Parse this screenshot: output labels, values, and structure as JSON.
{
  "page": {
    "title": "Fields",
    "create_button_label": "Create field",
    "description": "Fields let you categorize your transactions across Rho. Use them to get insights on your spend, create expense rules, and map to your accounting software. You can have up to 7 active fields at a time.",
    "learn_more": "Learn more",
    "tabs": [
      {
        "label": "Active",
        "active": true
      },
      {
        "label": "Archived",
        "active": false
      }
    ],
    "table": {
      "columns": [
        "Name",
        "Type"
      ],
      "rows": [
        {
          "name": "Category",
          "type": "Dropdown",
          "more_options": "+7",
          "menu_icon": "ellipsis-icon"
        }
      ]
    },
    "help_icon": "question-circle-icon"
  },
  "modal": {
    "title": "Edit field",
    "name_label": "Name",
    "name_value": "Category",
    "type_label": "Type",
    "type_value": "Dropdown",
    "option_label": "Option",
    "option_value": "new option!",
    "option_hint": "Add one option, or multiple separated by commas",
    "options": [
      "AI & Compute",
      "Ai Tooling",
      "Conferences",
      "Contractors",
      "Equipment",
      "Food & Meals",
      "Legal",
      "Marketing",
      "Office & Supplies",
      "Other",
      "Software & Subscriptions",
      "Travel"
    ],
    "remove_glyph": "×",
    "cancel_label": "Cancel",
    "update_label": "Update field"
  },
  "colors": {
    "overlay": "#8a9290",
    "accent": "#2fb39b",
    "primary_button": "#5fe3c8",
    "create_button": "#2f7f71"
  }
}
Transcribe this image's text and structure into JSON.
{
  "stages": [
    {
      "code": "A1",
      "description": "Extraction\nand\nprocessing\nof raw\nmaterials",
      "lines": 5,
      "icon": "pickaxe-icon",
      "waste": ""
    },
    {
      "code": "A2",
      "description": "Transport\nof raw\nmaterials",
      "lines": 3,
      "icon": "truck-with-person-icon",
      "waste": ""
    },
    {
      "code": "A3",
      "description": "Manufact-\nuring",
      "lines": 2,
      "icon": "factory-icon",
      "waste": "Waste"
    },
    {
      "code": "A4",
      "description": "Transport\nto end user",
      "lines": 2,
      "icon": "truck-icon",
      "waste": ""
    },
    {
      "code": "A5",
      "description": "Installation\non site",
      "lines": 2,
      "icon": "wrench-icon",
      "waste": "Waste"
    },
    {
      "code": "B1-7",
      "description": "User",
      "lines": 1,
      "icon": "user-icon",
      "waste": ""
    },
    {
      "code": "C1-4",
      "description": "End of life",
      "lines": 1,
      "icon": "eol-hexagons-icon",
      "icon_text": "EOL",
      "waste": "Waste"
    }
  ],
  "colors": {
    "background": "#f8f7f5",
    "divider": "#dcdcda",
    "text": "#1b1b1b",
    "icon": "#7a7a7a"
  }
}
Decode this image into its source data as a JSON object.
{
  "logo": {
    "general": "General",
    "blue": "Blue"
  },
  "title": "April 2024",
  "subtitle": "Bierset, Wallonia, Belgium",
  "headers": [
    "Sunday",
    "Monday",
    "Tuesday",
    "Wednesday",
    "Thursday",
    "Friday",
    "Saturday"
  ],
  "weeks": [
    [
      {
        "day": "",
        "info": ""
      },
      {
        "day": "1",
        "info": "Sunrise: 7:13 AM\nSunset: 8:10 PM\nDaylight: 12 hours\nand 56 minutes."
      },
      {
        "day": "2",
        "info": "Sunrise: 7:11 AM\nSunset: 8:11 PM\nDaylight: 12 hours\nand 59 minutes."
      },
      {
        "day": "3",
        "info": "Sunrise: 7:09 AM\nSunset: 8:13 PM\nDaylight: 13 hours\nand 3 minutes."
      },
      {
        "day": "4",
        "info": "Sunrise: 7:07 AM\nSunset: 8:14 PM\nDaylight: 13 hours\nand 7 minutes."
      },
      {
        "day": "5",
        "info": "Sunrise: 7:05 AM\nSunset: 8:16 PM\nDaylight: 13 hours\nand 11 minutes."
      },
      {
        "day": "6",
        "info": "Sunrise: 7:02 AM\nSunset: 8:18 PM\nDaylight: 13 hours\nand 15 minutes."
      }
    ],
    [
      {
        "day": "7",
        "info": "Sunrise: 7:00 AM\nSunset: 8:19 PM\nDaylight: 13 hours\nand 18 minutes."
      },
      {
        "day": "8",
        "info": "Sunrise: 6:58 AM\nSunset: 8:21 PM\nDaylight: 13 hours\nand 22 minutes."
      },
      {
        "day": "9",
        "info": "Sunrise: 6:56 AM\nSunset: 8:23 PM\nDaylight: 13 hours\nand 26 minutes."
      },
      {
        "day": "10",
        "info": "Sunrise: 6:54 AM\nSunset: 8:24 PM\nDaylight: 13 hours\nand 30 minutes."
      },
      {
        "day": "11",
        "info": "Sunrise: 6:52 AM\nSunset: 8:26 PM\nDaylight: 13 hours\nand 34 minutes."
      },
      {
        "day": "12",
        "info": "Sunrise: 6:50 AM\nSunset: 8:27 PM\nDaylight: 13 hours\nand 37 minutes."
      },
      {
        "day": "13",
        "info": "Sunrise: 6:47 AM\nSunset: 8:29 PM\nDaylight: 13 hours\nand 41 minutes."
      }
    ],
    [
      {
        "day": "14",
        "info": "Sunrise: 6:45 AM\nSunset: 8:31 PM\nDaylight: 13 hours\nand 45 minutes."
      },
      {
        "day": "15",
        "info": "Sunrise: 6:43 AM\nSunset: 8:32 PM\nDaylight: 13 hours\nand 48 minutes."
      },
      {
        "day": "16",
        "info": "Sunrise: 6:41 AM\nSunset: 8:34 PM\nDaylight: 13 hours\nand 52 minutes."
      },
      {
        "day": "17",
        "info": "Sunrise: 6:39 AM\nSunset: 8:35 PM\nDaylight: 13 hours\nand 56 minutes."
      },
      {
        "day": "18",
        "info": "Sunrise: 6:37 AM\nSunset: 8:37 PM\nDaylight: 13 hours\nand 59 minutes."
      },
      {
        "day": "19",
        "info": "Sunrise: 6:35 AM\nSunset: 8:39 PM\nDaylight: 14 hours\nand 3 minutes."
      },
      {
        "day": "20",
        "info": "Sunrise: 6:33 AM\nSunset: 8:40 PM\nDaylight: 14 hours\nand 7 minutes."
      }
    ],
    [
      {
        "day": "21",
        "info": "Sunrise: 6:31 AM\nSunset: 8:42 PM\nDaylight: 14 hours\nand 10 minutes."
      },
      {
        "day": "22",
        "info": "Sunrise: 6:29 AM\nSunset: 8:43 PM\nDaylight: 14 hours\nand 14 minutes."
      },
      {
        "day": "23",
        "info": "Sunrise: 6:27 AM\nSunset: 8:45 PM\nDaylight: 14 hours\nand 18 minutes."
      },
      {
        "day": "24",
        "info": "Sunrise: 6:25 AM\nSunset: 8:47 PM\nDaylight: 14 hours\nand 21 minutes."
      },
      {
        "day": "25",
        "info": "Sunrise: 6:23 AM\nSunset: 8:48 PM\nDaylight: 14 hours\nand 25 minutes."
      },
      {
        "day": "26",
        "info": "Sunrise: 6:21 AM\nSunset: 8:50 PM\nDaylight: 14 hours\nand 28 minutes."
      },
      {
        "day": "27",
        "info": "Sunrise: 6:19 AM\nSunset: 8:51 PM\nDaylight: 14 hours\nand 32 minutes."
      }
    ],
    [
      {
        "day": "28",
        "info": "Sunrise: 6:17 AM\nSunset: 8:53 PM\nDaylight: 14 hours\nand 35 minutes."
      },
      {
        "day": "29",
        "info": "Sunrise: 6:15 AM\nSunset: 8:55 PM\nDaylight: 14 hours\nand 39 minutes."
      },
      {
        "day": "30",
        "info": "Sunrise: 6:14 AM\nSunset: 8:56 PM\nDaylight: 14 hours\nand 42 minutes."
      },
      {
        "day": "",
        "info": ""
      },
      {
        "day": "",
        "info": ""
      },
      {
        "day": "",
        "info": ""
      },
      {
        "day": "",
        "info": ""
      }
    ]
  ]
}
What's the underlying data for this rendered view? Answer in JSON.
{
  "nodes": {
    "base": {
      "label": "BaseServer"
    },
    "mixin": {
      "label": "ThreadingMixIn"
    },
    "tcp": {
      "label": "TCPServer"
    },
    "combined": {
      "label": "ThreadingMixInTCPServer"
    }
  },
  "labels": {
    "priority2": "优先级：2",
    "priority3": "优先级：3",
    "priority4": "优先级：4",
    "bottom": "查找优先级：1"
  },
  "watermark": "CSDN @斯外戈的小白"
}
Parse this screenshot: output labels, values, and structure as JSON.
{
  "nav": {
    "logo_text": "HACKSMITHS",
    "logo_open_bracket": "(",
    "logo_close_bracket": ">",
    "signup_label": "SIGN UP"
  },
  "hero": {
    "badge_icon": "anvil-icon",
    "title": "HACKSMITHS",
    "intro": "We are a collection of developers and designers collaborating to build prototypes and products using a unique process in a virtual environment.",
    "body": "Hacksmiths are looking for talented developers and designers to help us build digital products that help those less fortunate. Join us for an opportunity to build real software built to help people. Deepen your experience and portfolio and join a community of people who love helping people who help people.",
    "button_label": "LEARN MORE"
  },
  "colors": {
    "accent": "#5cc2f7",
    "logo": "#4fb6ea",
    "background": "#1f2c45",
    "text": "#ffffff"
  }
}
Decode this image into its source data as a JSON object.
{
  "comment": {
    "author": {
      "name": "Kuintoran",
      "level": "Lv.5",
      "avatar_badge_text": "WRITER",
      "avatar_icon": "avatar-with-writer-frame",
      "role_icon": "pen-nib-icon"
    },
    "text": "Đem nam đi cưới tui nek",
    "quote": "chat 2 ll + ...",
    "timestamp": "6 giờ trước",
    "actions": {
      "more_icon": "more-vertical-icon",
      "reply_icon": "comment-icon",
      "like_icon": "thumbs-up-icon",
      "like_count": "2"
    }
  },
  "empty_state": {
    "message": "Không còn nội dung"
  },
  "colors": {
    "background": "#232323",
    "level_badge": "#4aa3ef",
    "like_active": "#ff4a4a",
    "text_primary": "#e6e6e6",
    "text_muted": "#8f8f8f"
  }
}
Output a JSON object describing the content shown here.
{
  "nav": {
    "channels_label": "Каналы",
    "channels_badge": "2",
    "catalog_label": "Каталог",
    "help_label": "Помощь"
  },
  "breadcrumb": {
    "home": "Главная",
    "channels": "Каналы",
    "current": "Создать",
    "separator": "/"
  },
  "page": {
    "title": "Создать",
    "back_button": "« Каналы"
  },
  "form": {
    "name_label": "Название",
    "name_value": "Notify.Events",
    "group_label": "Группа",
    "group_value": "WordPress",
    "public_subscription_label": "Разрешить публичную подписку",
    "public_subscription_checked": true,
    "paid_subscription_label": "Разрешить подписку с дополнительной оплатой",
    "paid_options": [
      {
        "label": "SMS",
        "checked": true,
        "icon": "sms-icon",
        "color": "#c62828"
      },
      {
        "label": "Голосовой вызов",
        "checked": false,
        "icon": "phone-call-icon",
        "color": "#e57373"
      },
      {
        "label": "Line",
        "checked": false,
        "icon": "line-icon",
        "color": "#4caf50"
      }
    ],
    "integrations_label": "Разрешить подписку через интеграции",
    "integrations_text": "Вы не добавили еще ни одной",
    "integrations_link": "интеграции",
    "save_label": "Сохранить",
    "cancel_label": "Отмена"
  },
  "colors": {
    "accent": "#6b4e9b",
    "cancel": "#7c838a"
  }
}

▶ [SET EXERCISE]: Take the lines above from the one holding "Output a JSON" to the last and output them exactly.

▶ [OUTPUT]:
Output a JSON object describing the content shown here.
{
  "nav": {
    "channels_label": "Каналы",
    "channels_badge": "2",
    "catalog_label": "Каталог",
    "help_label": "Помощь"
  },
  "breadcrumb": {
    "home": "Главная",
    "channels": "Каналы",
    "current": "Создать",
    "separator": "/"
  },
  "page": {
    "title": "Создать",
    "back_button": "« Каналы"
  },
  "form": {
    "name_label": "Название",
    "name_value": "Notify.Events",
    "group_label": "Группа",
    "group_value": "WordPress",
    "public_subscription_label": "Разрешить публичную подписку",
    "public_subscription_checked": true,
    "paid_subscription_label": "Разрешить подписку с дополнительной оплатой",
    "paid_options": [
      {
        "label": "SMS",
        "checked": true,
        "icon": "sms-icon",
        "color": "#c62828"
      },
      {
        "label": "Голосовой вызов",
        "checked": false,
        "icon": "phone-call-icon",
        "color": "#e57373"
      },
      {
        "label": "Line",
        "checked": false,
        "icon": "line-icon",
        "color": "#4caf50"
      }
    ],
    "integrations_label": "Разрешить подписку через интеграции",
    "integrations_text": "Вы не добавили еще ни одной",
    "integrations_link": "интеграции",
    "save_label": "Сохранить",
    "cancel_label": "Отмена"
  },
  "colors": {
    "accent": "#6b4e9b",
    "cancel": "#7c838a"
  }
}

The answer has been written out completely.